## Page element annotations

——

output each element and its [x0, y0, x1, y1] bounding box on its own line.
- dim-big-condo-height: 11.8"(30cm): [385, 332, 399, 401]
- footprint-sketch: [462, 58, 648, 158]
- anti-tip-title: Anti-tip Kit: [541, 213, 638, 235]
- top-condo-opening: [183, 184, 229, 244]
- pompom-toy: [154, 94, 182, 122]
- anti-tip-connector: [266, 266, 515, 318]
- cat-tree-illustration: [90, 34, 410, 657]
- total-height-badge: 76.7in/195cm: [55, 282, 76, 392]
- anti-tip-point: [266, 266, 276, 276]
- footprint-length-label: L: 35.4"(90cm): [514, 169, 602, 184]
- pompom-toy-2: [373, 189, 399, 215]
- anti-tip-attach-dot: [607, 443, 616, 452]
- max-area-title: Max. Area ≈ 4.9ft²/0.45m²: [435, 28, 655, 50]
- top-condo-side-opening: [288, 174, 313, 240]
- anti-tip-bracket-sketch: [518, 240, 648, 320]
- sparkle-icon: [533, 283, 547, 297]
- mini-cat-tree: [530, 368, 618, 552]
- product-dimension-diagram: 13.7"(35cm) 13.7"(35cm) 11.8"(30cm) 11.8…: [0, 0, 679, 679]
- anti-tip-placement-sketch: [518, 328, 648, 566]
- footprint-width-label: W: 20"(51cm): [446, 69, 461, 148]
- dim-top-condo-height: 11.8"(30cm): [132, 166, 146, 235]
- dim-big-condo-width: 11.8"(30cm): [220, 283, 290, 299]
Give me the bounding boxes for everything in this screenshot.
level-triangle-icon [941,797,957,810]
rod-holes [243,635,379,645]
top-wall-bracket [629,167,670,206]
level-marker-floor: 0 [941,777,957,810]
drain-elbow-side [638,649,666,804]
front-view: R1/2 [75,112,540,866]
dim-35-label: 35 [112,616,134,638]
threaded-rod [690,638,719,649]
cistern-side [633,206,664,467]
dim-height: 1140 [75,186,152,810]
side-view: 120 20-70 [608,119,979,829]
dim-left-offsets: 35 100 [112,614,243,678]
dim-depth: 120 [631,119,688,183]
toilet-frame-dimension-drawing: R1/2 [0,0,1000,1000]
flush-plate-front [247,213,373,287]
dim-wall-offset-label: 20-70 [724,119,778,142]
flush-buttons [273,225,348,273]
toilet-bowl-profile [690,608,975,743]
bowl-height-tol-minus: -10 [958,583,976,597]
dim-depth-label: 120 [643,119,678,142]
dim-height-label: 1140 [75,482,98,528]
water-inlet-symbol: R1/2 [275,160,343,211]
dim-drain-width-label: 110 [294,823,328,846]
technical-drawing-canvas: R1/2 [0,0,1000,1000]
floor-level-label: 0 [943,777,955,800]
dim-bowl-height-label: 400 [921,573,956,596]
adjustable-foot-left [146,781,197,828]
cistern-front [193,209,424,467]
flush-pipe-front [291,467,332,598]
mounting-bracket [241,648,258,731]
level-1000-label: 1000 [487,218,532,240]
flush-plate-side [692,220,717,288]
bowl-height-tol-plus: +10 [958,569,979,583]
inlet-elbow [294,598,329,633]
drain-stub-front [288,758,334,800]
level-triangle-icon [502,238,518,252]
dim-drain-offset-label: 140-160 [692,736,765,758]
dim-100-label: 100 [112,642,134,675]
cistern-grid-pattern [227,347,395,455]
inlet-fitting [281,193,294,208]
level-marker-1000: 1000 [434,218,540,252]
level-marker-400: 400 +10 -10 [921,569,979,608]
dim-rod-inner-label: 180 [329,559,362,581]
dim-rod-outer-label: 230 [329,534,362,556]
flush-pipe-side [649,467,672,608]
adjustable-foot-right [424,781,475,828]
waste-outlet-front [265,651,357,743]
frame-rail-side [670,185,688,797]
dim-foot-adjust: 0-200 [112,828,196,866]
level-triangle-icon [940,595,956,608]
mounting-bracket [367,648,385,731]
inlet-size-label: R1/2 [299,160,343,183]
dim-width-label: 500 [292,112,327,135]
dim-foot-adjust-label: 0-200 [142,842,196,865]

——

## TASK STATEMENT
From the entries above, pick out each line that contains the string "inlet" and copy those lines as they appear.

## RESPONSE TO THE EXERCISE
water-inlet-symbol: R1/2 [275,160,343,211]
inlet-elbow [294,598,329,633]
inlet-fitting [281,193,294,208]
inlet-size-label: R1/2 [299,160,343,183]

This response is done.